Textauszug
—————
YouTuber Marvin Wildhage steht ab heute vor dem Amtsgericht München, weil er sich beim Eröffnungsspiel der Fußball-Europameisterschaft 2024 als Maskottchen ins Stadion geschmuggelt hat. Die Verhandlung beginnt um 9.30 Uhr. Der Influencer, der für seine Streiche bekannt ist, muss sich wegen Urkundenfälschung und Erschleichens von Leistungen verantworten. Gegen einen zuvor erlassenen Strafbefehl hatte er Einspruch eingelegt, weshalb es nun zur Hauptverhandlung kommt.
Der Vorfall: Mit gefälschtem Kostüm und Akkreditierung
Die Staatsanwaltschaft wirft Wildhage vor, sich im Juni 2024 beim EM-Eröffnungsspiel zwischen Deutschland und Schottland mit einem gefälschten Maskottchen-Kostüm und gefälschten Akkreditierungen unbefugt direkt am Spielfeldrand und teilweise sogar auf dem Spielfeld aufgehalten zu haben. Er machte Fotos mit Stars und war ganz nah am Geschehen, bis sein Schwindel aufflog. Die Aktion war offenbar sorgfältig vorbereitet.
Video zeigt Vorbereitung und Durchführung
Die akribischen Vorbereitungen und die Geschehnisse am Eröffnungstag hielt Wildhage in einem Video fest, das inzwischen über 3,1 Millionen Mal angesehen wurde. Sowohl darin als auch in einem späteren Video betont der Angeklagte, er habe mit seiner Aktion auf Sicherheitslücken der UEFA aufmerksam machen wollen. Ob dies als Rechtfertigung vor Gericht zählt, bleibt abzuwarten.
Mögliche Strafe: Bis zu zwei Jahre Haft
Dem YouTuber drohen eine Geldstrafe oder eine Freiheitsstrafe. Die zuständige Richterin hat laut einem Gerichtssprecher im konkreten Fall eine Strafkompetenz von bis zu zwei Jahren Haft. Das Urteil wird mit Spannung erwartet, da der Fall hohe Wellen geschlagen hat und die Sicherheitsvorkehrungen bei Großveranstaltungen in den Fokus rückt.
—————
Datensätze
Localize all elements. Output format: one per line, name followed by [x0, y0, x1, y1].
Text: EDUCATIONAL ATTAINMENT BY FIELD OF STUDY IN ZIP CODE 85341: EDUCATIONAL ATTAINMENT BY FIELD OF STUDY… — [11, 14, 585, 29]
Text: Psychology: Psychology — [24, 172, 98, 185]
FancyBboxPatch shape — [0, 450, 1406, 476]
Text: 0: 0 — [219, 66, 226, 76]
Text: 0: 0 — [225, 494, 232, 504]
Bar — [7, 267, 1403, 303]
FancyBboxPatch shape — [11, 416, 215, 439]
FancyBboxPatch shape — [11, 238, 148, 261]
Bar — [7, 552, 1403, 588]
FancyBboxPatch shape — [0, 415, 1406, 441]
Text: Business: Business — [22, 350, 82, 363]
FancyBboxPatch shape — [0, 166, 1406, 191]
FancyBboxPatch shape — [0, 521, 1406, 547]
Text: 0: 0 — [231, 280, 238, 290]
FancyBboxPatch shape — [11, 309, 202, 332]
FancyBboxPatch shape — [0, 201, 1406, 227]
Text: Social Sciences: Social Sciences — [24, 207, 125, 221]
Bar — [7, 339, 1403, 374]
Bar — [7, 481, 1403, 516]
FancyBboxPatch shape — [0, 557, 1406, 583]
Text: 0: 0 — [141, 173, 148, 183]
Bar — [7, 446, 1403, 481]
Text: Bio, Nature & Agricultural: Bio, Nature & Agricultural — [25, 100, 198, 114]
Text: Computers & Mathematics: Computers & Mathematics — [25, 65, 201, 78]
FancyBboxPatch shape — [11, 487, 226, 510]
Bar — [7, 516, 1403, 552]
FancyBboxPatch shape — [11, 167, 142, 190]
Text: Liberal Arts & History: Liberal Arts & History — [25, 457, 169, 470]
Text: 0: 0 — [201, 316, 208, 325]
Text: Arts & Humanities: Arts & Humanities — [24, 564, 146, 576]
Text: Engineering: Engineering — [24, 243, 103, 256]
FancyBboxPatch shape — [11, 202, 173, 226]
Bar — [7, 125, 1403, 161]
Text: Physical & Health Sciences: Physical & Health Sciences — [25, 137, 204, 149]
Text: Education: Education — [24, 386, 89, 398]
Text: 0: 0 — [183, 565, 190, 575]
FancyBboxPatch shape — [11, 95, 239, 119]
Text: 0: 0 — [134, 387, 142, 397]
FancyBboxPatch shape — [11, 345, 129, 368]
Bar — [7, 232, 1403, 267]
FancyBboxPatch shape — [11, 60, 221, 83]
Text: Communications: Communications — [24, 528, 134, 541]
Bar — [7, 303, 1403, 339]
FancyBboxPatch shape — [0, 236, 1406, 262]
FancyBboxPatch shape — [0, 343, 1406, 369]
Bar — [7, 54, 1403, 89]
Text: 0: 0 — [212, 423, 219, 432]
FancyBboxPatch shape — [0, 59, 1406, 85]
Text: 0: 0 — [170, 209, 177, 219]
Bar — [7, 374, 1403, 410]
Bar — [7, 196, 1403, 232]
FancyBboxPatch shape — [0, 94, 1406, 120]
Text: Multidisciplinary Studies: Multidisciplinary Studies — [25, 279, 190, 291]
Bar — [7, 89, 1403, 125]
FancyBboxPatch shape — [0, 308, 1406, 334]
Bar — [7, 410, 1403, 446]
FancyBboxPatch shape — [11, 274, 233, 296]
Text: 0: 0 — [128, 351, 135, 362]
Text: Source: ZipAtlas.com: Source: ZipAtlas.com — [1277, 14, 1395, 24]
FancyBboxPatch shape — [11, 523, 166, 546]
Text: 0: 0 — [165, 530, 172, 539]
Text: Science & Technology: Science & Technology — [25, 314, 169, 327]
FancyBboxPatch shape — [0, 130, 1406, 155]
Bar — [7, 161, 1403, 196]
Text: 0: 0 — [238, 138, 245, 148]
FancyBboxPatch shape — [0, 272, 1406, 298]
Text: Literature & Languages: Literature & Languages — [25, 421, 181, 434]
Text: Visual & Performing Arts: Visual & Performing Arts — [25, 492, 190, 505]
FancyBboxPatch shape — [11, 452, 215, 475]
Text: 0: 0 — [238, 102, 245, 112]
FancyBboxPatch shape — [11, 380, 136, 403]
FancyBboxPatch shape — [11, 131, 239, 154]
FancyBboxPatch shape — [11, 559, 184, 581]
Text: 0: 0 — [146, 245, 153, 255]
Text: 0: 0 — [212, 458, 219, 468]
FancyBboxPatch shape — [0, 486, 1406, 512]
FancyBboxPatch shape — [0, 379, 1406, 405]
—————
Aufgabe 1
Schreiben Sie aus dem Bericht über den Prozess gegen Marvin Wildhage die Passage von „Video zeigt Vorbereitung“ bis einschließlich „zählt, bleibt abzuwarten.“ ab.
Aufgabe 2
Übersetzen Sie den folgenden Satz aus dem Bericht über den Prozess gegen Marvin Wildhage ins Englische: „Er machte Fotos mit Stars und war ganz nah am Geschehen, bis sein Schwindel aufflog.“
Die Auflistung spielt hierfür keine Rolle.

Lösung 1
Video zeigt Vorbereitung und Durchführung
Die akribischen Vorbereitungen und die Geschehnisse am Eröffnungstag hielt Wildhage in einem Video fest, das inzwischen über 3,1 Millionen Mal angesehen wurde. Sowohl darin als auch in einem späteren Video betont der Angeklagte, er habe mit seiner Aktion auf Sicherheitslücken der UEFA aufmerksam machen wollen. Ob dies als Rechtfertigung vor Gericht zählt, bleibt abzuwarten.

Lösung 2
He took photos with stars and was very close to the action until his deception was exposed.